▶ _SHORT EXERCISE_
Output all of the data below exactly as given.

[Data entries]
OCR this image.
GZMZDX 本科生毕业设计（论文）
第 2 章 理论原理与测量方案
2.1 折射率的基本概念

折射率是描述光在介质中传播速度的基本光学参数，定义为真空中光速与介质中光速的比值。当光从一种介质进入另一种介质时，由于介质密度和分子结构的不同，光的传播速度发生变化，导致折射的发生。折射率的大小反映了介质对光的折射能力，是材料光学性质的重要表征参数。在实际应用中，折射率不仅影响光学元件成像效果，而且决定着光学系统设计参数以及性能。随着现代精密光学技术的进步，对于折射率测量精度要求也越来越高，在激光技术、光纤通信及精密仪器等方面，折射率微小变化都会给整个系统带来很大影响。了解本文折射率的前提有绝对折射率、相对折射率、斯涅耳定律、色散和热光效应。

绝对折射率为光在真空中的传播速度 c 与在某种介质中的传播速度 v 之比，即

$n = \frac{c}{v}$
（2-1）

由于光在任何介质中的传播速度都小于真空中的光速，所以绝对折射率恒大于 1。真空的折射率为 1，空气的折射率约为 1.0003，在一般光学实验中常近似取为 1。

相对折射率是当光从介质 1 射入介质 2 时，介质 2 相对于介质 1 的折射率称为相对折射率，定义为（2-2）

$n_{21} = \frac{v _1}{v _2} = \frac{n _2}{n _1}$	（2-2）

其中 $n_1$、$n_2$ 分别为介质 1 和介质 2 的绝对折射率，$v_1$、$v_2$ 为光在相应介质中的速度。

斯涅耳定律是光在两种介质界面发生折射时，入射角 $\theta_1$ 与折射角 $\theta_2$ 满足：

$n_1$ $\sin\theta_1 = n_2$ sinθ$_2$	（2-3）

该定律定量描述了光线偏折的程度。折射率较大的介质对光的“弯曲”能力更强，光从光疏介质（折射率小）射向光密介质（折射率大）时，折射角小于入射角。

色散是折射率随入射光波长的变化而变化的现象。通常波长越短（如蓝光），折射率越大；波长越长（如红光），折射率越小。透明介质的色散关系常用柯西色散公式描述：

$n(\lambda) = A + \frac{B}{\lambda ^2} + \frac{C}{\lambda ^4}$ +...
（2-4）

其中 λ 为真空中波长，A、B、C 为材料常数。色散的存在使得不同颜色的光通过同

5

▶ _WRITTEN ANSWER_
OCR this image.
GZMZDX 本科生毕业设计（论文）
第 2 章 理论原理与测量方案
2.1 折射率的基本概念

折射率是描述光在介质中传播速度的基本光学参数，定义为真空中光速与介质中光速的比值。当光从一种介质进入另一种介质时，由于介质密度和分子结构的不同，光的传播速度发生变化，导致折射的发生。折射率的大小反映了介质对光的折射能力，是材料光学性质的重要表征参数。在实际应用中，折射率不仅影响光学元件成像效果，而且决定着光学系统设计参数以及性能。随着现代精密光学技术的进步，对于折射率测量精度要求也越来越高，在激光技术、光纤通信及精密仪器等方面，折射率微小变化都会给整个系统带来很大影响。了解本文折射率的前提有绝对折射率、相对折射率、斯涅耳定律、色散和热光效应。

绝对折射率为光在真空中的传播速度 c 与在某种介质中的传播速度 v 之比，即

$n = \frac{c}{v}$
（2-1）

由于光在任何介质中的传播速度都小于真空中的光速，所以绝对折射率恒大于 1。真空的折射率为 1，空气的折射率约为 1.0003，在一般光学实验中常近似取为 1。

相对折射率是当光从介质 1 射入介质 2 时，介质 2 相对于介质 1 的折射率称为相对折射率，定义为（2-2）

$n_{21} = \frac{v _1}{v _2} = \frac{n _2}{n _1}$	（2-2）

其中 $n_1$、$n_2$ 分别为介质 1 和介质 2 的绝对折射率，$v_1$、$v_2$ 为光在相应介质中的速度。

斯涅耳定律是光在两种介质界面发生折射时，入射角 $\theta_1$ 与折射角 $\theta_2$ 满足：

$n_1$ $\sin\theta_1 = n_2$ sinθ$_2$	（2-3）

该定律定量描述了光线偏折的程度。折射率较大的介质对光的“弯曲”能力更强，光从光疏介质（折射率小）射向光密介质（折射率大）时，折射角小于入射角。

色散是折射率随入射光波长的变化而变化的现象。通常波长越短（如蓝光），折射率越大；波长越长（如红光），折射率越小。透明介质的色散关系常用柯西色散公式描述：

$n(\lambda) = A + \frac{B}{\lambda ^2} + \frac{C}{\lambda ^4}$ +...
（2-4）

其中 λ 为真空中波长，A、B、C 为材料常数。色散的存在使得不同颜色的光通过同

5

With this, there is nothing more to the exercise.